===== DATA SUPPLIED =====
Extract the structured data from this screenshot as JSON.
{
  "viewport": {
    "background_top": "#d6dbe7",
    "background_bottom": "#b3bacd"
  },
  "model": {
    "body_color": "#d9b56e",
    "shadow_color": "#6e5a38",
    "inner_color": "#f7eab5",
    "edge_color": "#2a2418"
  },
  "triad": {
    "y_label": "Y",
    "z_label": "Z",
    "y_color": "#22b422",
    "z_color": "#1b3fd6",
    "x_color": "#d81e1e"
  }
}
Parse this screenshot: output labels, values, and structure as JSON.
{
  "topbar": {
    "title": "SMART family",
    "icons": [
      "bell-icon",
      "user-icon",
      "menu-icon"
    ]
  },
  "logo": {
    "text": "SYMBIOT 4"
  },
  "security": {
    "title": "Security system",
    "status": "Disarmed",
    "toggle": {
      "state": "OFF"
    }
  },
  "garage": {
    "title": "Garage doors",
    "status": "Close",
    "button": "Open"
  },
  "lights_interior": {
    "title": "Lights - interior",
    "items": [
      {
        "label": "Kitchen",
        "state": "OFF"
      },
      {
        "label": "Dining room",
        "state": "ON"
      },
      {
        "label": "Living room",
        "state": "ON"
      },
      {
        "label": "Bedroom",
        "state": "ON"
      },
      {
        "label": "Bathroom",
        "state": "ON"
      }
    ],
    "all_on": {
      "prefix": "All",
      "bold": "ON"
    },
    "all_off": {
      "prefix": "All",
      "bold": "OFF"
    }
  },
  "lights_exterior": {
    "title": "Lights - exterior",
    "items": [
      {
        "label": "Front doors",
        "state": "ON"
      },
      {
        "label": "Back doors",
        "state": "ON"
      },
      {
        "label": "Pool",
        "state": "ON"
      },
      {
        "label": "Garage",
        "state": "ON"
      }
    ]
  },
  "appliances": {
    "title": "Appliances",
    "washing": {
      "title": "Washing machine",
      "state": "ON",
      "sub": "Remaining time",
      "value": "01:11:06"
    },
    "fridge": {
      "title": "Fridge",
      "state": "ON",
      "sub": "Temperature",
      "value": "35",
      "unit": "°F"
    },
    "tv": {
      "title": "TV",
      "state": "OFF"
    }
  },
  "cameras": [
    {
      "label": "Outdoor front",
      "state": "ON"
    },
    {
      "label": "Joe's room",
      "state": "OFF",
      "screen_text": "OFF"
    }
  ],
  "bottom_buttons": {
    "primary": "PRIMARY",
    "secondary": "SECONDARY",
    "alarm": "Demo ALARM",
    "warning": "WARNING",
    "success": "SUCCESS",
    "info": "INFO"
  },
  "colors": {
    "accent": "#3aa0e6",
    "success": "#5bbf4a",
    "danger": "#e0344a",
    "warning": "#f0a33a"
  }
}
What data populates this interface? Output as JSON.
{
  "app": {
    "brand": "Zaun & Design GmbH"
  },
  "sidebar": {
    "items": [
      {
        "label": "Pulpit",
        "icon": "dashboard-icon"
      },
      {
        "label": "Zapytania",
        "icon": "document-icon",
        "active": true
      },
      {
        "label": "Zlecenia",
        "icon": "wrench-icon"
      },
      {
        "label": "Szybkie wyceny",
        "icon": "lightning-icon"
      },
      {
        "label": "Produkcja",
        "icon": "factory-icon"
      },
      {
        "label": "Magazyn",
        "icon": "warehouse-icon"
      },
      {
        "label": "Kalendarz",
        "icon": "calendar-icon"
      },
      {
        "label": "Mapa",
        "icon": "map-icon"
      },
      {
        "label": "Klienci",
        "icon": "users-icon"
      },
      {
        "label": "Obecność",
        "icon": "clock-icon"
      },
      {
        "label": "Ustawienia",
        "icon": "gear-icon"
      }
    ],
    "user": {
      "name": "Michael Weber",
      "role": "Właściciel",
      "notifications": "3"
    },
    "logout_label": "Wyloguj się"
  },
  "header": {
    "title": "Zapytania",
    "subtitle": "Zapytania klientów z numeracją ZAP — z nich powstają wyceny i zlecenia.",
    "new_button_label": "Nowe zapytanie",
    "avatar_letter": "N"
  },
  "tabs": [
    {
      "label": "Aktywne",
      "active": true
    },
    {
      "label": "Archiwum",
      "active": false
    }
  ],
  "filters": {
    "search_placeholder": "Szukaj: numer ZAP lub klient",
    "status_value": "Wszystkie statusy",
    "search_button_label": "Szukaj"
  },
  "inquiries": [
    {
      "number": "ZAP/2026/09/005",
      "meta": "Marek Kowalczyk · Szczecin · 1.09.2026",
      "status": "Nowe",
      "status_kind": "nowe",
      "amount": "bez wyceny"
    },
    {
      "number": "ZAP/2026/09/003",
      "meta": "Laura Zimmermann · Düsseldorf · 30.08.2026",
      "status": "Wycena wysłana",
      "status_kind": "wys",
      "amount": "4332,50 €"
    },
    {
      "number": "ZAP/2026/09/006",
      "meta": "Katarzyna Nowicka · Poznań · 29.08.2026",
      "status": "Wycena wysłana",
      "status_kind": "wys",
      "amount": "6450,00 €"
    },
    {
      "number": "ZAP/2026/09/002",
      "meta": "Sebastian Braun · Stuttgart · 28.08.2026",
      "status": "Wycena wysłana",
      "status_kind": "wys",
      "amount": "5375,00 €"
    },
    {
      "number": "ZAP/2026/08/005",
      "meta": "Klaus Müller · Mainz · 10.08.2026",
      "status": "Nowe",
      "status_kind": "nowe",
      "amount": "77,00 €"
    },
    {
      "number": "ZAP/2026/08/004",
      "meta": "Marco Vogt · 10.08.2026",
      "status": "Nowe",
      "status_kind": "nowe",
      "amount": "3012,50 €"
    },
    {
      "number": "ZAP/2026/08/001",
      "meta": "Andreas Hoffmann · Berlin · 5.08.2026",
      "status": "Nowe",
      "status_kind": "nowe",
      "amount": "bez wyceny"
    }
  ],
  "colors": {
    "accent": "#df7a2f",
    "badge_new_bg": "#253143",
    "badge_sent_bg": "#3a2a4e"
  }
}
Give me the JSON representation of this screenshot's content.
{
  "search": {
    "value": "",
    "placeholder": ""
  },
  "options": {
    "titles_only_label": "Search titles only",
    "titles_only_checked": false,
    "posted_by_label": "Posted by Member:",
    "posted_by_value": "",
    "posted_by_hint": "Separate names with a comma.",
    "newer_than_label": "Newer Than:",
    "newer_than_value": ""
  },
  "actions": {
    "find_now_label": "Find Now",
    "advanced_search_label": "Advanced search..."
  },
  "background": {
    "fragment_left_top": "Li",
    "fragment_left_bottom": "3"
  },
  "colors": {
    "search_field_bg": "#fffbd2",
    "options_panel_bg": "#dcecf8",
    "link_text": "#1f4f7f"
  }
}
=====
GIVEN TASK: Look through the material above and pick out each line holding the word "number".

TASK SOLUTION:
      "number": "ZAP/2026/09/005",
      "number": "ZAP/2026/09/003",
      "number": "ZAP/2026/09/006",
      "number": "ZAP/2026/09/002",
      "number": "ZAP/2026/08/005",
      "number": "ZAP/2026/08/004",
      "number": "ZAP/2026/08/001",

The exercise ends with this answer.